Set the listing down again exactly, please, apart from its pictures.

==== RECORD EXCERPTS ====

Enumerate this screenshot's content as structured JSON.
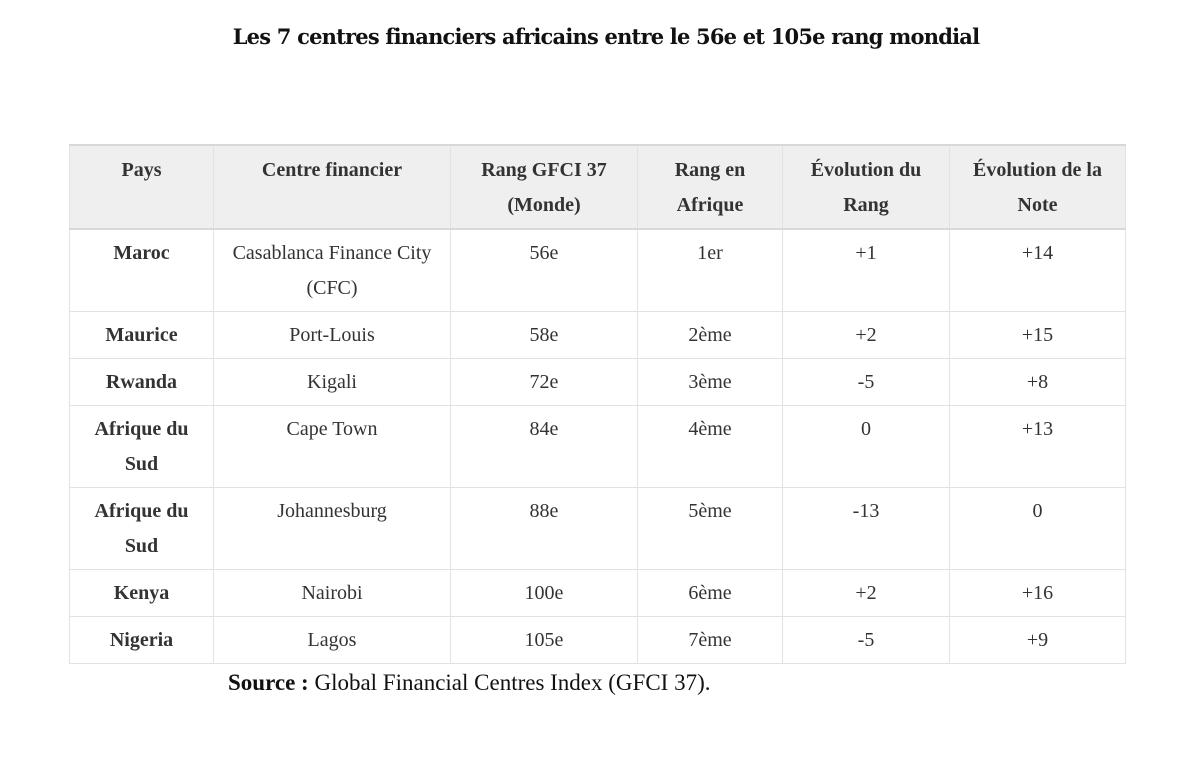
{
  "title": "Les 7 centres financiers africains entre le 56e et 105e rang mondial",
  "table": {
    "headers": [
      "Pays",
      "Centre financier",
      "Rang GFCI 37 (Monde)",
      "Rang en Afrique",
      "Évolution du Rang",
      "Évolution de la Note"
    ],
    "rows": [
      [
        "Maroc",
        "Casablanca Finance City (CFC)",
        "56e",
        "1er",
        "+1",
        "+14"
      ],
      [
        "Maurice",
        "Port-Louis",
        "58e",
        "2ème",
        "+2",
        "+15"
      ],
      [
        "Rwanda",
        "Kigali",
        "72e",
        "3ème",
        "-5",
        "+8"
      ],
      [
        "Afrique du Sud",
        "Cape Town",
        "84e",
        "4ème",
        "0",
        "+13"
      ],
      [
        "Afrique du Sud",
        "Johannesburg",
        "88e",
        "5ème",
        "-13",
        "0"
      ],
      [
        "Kenya",
        "Nairobi",
        "100e",
        "6ème",
        "+2",
        "+16"
      ],
      [
        "Nigeria",
        "Lagos",
        "105e",
        "7ème",
        "-5",
        "+9"
      ]
    ]
  },
  "source": {
    "label": "Source :",
    "text": "Global Financial Centres Index (GFCI 37)."
  }
}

====

**CORRECT ANSWER**
Enumerate this screenshot's content as structured JSON.
{
  "title": "Les 7 centres financiers africains entre le 56e et 105e rang mondial",
  "table": {
    "headers": [
      "Pays",
      "Centre financier",
      "Rang GFCI 37 (Monde)",
      "Rang en Afrique",
      "Évolution du Rang",
      "Évolution de la Note"
    ],
    "rows": [
      [
        "Maroc",
        "Casablanca Finance City (CFC)",
        "56e",
        "1er",
        "+1",
        "+14"
      ],
      [
        "Maurice",
        "Port-Louis",
        "58e",
        "2ème",
        "+2",
        "+15"
      ],
      [
        "Rwanda",
        "Kigali",
        "72e",
        "3ème",
        "-5",
        "+8"
      ],
      [
        "Afrique du Sud",
        "Cape Town",
        "84e",
        "4ème",
        "0",
        "+13"
      ],
      [
        "Afrique du Sud",
        "Johannesburg",
        "88e",
        "5ème",
        "-13",
        "0"
      ],
      [
        "Kenya",
        "Nairobi",
        "100e",
        "6ème",
        "+2",
        "+16"
      ],
      [
        "Nigeria",
        "Lagos",
        "105e",
        "7ème",
        "-5",
        "+9"
      ]
    ]
  },
  "source": {
    "label": "Source :",
    "text": "Global Financial Centres Index (GFCI 37)."
  }
}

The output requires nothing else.